_Records excerpted from a collection_
□ □ □ □

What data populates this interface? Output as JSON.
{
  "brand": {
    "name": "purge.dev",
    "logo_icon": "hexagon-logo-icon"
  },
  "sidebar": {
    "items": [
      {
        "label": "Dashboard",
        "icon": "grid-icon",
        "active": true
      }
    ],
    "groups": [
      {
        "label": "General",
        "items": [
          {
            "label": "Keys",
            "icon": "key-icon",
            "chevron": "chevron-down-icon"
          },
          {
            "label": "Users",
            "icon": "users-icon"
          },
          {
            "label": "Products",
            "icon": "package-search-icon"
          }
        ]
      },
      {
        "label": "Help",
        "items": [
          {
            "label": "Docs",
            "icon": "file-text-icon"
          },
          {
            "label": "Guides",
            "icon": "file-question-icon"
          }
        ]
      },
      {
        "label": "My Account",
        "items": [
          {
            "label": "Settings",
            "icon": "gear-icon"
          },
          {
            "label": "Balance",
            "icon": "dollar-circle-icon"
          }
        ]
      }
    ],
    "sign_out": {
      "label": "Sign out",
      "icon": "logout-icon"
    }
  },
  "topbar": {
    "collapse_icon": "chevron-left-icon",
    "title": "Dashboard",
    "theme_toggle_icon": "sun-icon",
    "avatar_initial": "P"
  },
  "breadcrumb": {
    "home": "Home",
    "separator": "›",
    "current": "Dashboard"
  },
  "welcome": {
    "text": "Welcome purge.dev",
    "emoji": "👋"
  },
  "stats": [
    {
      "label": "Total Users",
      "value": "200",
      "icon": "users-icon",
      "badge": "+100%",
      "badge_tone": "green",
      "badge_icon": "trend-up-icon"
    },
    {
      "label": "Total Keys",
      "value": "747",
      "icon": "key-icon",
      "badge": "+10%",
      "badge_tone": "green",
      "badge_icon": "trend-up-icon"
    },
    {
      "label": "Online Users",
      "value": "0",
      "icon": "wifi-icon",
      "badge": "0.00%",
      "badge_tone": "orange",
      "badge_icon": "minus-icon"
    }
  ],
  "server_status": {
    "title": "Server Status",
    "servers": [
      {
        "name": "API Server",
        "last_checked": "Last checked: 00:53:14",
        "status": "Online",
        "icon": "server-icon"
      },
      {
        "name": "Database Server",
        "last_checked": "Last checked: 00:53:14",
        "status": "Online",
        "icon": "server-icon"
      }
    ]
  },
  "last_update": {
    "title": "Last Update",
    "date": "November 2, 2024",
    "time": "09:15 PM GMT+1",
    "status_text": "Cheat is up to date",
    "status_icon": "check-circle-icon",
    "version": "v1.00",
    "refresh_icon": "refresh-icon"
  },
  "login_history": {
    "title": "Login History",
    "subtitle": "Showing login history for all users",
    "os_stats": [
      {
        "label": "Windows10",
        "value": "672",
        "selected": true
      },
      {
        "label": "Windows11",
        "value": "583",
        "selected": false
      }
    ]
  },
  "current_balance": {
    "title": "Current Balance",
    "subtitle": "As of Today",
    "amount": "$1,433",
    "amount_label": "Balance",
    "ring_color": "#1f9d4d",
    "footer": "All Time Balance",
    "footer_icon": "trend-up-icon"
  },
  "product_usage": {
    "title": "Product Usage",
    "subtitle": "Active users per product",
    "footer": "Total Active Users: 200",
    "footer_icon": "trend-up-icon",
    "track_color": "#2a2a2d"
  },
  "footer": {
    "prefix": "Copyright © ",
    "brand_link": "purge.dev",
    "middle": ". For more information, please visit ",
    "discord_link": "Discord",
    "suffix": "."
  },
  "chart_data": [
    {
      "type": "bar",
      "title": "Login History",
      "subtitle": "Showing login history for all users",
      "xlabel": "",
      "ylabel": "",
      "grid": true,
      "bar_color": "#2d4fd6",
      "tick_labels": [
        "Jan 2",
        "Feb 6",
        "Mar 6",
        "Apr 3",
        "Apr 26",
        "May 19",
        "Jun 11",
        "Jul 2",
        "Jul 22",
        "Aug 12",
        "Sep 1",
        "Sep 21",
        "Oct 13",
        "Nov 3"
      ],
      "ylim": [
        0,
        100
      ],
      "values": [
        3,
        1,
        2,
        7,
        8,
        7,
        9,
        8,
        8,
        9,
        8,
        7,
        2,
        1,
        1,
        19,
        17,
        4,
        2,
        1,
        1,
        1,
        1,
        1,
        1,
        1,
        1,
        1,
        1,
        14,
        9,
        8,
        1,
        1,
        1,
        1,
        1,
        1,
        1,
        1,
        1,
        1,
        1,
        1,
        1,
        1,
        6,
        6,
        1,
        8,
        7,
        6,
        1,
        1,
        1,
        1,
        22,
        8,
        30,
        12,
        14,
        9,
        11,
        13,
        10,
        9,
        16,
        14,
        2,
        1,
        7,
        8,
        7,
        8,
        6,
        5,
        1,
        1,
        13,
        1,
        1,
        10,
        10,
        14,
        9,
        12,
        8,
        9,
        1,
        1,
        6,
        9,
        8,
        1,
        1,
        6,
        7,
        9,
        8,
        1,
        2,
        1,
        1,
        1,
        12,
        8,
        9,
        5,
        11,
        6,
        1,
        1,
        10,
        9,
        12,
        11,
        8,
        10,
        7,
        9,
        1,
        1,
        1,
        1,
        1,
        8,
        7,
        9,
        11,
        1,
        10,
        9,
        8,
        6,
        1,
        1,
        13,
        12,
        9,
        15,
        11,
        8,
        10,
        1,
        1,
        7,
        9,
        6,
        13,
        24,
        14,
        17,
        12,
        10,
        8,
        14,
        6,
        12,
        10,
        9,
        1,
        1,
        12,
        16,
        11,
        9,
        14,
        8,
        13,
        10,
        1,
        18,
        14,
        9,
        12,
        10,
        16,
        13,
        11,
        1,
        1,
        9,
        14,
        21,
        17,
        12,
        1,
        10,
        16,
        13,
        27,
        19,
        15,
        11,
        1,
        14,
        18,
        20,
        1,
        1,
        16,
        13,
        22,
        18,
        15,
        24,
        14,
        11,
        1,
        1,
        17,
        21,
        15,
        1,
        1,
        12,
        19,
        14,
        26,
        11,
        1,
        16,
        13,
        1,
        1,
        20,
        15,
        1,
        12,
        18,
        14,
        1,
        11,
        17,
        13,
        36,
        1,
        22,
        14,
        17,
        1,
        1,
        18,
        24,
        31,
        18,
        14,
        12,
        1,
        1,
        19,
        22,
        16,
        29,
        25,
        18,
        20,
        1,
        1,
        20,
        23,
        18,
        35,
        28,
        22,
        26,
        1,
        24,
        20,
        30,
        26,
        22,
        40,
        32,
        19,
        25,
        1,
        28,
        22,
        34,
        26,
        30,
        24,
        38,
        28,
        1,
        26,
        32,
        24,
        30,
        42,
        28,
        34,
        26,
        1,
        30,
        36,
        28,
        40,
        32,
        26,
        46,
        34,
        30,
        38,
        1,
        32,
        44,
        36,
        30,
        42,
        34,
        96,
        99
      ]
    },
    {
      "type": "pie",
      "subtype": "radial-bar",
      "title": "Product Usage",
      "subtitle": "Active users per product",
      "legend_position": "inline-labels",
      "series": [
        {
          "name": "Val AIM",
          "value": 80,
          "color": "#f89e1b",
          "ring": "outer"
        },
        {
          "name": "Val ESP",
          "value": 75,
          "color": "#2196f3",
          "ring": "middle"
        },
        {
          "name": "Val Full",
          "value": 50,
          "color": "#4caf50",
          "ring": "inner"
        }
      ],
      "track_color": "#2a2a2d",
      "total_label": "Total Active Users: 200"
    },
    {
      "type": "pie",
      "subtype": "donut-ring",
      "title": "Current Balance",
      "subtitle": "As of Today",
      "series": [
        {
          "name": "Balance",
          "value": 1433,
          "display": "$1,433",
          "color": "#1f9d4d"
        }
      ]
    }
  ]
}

□ □ □ □

Only lines with the word "Today" should be collected from the material.

_EXERCISE RESULT_
    "subtitle": "As of Today",
      "subtitle": "As of Today",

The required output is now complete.